Pick out each line below containing "Companies".

START Record excerpts

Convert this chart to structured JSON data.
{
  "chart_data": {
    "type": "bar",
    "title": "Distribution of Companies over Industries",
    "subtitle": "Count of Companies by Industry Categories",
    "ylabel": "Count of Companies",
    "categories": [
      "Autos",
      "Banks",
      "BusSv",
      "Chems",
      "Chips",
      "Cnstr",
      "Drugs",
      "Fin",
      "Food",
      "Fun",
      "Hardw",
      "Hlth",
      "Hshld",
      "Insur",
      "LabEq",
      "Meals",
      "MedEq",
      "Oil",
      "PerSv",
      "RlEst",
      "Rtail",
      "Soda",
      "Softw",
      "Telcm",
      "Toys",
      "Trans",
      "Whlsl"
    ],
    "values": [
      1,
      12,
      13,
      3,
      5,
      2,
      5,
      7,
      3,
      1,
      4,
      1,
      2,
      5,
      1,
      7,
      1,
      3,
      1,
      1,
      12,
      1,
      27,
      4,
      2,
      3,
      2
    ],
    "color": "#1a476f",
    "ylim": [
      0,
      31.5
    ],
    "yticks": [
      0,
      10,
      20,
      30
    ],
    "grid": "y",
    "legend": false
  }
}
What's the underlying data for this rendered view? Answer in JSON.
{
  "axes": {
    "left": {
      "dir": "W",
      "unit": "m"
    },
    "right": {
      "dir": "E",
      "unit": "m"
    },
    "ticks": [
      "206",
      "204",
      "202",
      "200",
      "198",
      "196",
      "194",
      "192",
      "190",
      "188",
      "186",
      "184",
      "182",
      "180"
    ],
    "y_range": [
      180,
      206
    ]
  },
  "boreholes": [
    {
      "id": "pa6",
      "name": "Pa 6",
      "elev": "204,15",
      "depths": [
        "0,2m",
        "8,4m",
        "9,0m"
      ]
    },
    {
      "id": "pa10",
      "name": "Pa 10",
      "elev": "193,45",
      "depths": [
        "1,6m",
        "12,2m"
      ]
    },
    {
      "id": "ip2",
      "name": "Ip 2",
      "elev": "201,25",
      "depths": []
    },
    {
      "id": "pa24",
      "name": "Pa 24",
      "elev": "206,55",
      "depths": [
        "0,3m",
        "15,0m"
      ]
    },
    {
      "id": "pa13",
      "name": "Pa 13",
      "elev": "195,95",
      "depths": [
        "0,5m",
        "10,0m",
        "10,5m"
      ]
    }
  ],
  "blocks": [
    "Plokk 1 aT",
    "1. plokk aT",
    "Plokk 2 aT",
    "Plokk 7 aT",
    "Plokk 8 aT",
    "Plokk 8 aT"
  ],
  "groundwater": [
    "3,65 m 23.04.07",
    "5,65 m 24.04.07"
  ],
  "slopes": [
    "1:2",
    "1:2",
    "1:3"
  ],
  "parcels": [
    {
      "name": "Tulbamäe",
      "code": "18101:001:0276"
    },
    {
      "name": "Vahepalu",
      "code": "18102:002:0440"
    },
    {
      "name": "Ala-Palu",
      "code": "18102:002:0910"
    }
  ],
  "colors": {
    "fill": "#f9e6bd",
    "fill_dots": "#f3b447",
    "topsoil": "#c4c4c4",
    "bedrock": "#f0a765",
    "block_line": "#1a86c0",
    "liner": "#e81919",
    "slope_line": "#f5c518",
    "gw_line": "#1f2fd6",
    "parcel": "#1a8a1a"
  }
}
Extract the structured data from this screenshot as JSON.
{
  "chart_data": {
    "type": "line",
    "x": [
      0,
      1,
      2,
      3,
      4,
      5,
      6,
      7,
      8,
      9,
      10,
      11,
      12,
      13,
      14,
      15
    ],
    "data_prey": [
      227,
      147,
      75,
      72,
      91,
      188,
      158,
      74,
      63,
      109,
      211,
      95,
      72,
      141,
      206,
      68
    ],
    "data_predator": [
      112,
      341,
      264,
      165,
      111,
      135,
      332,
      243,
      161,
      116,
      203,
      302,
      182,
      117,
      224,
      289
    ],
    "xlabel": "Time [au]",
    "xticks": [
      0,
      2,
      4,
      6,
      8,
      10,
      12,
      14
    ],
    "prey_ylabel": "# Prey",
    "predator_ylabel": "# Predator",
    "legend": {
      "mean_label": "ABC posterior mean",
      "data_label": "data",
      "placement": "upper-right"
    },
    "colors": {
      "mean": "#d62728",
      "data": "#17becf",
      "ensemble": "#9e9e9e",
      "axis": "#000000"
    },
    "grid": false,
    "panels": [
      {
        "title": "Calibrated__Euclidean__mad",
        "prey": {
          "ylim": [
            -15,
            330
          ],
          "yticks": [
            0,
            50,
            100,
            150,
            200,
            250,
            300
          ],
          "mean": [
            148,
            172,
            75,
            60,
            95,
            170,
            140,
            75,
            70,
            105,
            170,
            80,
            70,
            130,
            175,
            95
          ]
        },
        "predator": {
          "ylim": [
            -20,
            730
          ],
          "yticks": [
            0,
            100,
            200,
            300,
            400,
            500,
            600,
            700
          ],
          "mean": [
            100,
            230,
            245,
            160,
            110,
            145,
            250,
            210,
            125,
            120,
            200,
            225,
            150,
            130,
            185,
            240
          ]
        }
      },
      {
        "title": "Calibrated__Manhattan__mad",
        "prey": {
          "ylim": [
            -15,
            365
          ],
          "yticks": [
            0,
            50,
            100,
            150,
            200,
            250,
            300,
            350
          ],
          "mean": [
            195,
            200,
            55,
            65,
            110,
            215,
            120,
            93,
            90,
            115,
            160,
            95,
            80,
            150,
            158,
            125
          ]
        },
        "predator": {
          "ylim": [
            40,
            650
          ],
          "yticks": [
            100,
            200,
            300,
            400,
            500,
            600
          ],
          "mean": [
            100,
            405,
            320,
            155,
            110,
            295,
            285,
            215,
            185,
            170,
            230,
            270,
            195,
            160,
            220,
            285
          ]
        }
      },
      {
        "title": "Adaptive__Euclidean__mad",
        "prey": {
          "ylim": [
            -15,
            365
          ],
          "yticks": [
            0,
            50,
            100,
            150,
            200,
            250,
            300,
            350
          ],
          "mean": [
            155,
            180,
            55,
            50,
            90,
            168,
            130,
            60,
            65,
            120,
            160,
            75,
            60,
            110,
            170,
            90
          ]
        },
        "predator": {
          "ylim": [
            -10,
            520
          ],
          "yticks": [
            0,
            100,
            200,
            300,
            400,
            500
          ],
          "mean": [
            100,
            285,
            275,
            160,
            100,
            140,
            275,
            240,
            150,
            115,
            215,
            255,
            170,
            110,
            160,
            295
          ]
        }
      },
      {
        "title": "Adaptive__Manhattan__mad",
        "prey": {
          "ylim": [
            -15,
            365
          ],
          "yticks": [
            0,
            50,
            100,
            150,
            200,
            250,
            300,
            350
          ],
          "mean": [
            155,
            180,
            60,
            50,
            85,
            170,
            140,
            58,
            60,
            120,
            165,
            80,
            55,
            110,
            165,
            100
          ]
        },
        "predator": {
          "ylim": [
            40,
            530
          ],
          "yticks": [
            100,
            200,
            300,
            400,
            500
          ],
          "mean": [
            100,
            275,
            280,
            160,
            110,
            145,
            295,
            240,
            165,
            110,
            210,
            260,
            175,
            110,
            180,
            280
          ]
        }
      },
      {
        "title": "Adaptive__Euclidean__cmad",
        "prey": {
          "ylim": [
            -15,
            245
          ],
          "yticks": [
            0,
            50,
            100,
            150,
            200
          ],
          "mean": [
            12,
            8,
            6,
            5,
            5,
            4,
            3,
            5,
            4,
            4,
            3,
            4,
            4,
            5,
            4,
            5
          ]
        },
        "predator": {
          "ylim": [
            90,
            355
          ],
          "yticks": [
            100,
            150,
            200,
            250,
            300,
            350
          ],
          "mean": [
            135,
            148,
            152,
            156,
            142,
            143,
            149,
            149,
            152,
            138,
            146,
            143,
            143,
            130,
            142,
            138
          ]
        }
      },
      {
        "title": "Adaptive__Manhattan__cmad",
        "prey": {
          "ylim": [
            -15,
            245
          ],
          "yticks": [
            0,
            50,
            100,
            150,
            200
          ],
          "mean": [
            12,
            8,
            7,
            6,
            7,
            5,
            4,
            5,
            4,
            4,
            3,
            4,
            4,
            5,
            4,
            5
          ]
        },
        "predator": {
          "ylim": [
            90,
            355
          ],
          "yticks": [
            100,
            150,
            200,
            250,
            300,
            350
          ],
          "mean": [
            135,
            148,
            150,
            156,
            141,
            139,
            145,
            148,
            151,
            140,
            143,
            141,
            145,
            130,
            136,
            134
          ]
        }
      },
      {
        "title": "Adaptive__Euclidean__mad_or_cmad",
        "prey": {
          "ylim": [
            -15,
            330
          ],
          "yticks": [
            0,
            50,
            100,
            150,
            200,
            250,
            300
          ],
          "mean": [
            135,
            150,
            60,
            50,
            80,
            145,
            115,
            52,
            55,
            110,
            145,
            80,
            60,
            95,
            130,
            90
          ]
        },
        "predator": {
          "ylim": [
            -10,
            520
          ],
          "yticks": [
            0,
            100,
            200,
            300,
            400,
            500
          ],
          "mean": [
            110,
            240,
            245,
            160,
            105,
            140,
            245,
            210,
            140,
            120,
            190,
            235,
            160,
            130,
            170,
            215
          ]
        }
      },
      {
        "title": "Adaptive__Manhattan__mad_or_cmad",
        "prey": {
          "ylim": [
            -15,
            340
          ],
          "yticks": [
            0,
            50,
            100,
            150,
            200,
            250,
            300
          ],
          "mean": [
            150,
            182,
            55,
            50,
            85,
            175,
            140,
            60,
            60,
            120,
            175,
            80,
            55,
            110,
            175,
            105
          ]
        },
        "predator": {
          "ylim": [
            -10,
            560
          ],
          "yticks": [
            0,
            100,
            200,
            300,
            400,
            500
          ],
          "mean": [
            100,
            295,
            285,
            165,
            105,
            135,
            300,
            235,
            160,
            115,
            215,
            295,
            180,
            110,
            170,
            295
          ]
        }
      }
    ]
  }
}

END Record excerpts

— Solution below —
    "title": "Distribution of Companies over Industries",
    "subtitle": "Count of Companies by Industry Categories",
    "ylabel": "Count of Companies",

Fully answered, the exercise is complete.